Reproduce the records below in full and exactly, without their images.

▼▼▼

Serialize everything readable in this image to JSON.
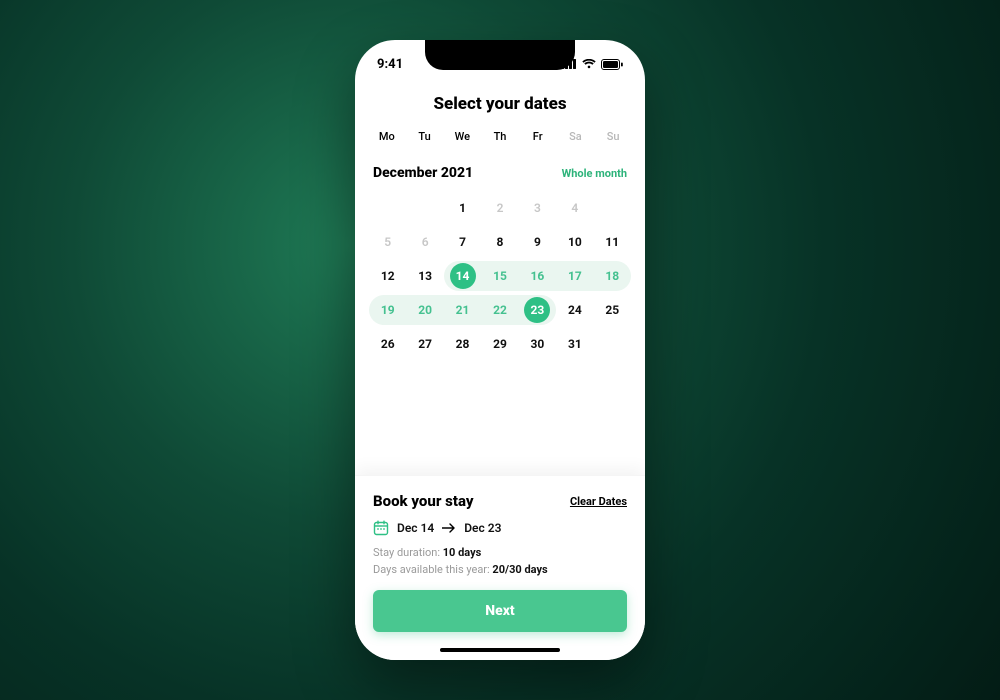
{
  "status": {
    "time": "9:41"
  },
  "header": {
    "title": "Select your dates"
  },
  "weekdays": [
    "Mo",
    "Tu",
    "We",
    "Th",
    "Fr",
    "Sa",
    "Su"
  ],
  "month": {
    "label": "December 2021",
    "whole_month": "Whole month"
  },
  "calendar": {
    "cells": [
      {
        "n": "",
        "k": "empty"
      },
      {
        "n": "",
        "k": "empty"
      },
      {
        "n": "1",
        "k": "norm"
      },
      {
        "n": "2",
        "k": "mute"
      },
      {
        "n": "3",
        "k": "mute"
      },
      {
        "n": "4",
        "k": "mute"
      },
      {
        "n": "",
        "k": "empty"
      },
      {
        "n": "5",
        "k": "mute"
      },
      {
        "n": "6",
        "k": "mute"
      },
      {
        "n": "7",
        "k": "norm"
      },
      {
        "n": "8",
        "k": "norm"
      },
      {
        "n": "9",
        "k": "norm"
      },
      {
        "n": "10",
        "k": "norm"
      },
      {
        "n": "11",
        "k": "norm"
      },
      {
        "n": "12",
        "k": "norm"
      },
      {
        "n": "13",
        "k": "norm"
      },
      {
        "n": "14",
        "k": "start",
        "edge": "left"
      },
      {
        "n": "15",
        "k": "in"
      },
      {
        "n": "16",
        "k": "in"
      },
      {
        "n": "17",
        "k": "in"
      },
      {
        "n": "18",
        "k": "in",
        "edge": "right"
      },
      {
        "n": "19",
        "k": "in",
        "edge": "left"
      },
      {
        "n": "20",
        "k": "in"
      },
      {
        "n": "21",
        "k": "in"
      },
      {
        "n": "22",
        "k": "in"
      },
      {
        "n": "23",
        "k": "end",
        "edge": "right"
      },
      {
        "n": "24",
        "k": "norm"
      },
      {
        "n": "25",
        "k": "norm"
      },
      {
        "n": "26",
        "k": "norm"
      },
      {
        "n": "27",
        "k": "norm"
      },
      {
        "n": "28",
        "k": "norm"
      },
      {
        "n": "29",
        "k": "norm"
      },
      {
        "n": "30",
        "k": "norm"
      },
      {
        "n": "31",
        "k": "norm"
      },
      {
        "n": "",
        "k": "empty"
      }
    ]
  },
  "booking": {
    "title": "Book your stay",
    "clear": "Clear Dates",
    "from": "Dec 14",
    "to": "Dec 23",
    "duration_label": "Stay duration: ",
    "duration_value": "10 days",
    "avail_label": "Days available this year: ",
    "avail_value": "20/30 days",
    "next": "Next"
  },
  "colors": {
    "accent": "#2ec085"
  }
}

▲▲▲

→ Answer to this task:
Serialize everything readable in this image to JSON.
{
  "status": {
    "time": "9:41"
  },
  "header": {
    "title": "Select your dates"
  },
  "weekdays": [
    "Mo",
    "Tu",
    "We",
    "Th",
    "Fr",
    "Sa",
    "Su"
  ],
  "month": {
    "label": "December 2021",
    "whole_month": "Whole month"
  },
  "calendar": {
    "cells": [
      {
        "n": "",
        "k": "empty"
      },
      {
        "n": "",
        "k": "empty"
      },
      {
        "n": "1",
        "k": "norm"
      },
      {
        "n": "2",
        "k": "mute"
      },
      {
        "n": "3",
        "k": "mute"
      },
      {
        "n": "4",
        "k": "mute"
      },
      {
        "n": "",
        "k": "empty"
      },
      {
        "n": "5",
        "k": "mute"
      },
      {
        "n": "6",
        "k": "mute"
      },
      {
        "n": "7",
        "k": "norm"
      },
      {
        "n": "8",
        "k": "norm"
      },
      {
        "n": "9",
        "k": "norm"
      },
      {
        "n": "10",
        "k": "norm"
      },
      {
        "n": "11",
        "k": "norm"
      },
      {
        "n": "12",
        "k": "norm"
      },
      {
        "n": "13",
        "k": "norm"
      },
      {
        "n": "14",
        "k": "start",
        "edge": "left"
      },
      {
        "n": "15",
        "k": "in"
      },
      {
        "n": "16",
        "k": "in"
      },
      {
        "n": "17",
        "k": "in"
      },
      {
        "n": "18",
        "k": "in",
        "edge": "right"
      },
      {
        "n": "19",
        "k": "in",
        "edge": "left"
      },
      {
        "n": "20",
        "k": "in"
      },
      {
        "n": "21",
        "k": "in"
      },
      {
        "n": "22",
        "k": "in"
      },
      {
        "n": "23",
        "k": "end",
        "edge": "right"
      },
      {
        "n": "24",
        "k": "norm"
      },
      {
        "n": "25",
        "k": "norm"
      },
      {
        "n": "26",
        "k": "norm"
      },
      {
        "n": "27",
        "k": "norm"
      },
      {
        "n": "28",
        "k": "norm"
      },
      {
        "n": "29",
        "k": "norm"
      },
      {
        "n": "30",
        "k": "norm"
      },
      {
        "n": "31",
        "k": "norm"
      },
      {
        "n": "",
        "k": "empty"
      }
    ]
  },
  "booking": {
    "title": "Book your stay",
    "clear": "Clear Dates",
    "from": "Dec 14",
    "to": "Dec 23",
    "duration_label": "Stay duration: ",
    "duration_value": "10 days",
    "avail_label": "Days available this year: ",
    "avail_value": "20/30 days",
    "next": "Next"
  },
  "colors": {
    "accent": "#2ec085"
  }
}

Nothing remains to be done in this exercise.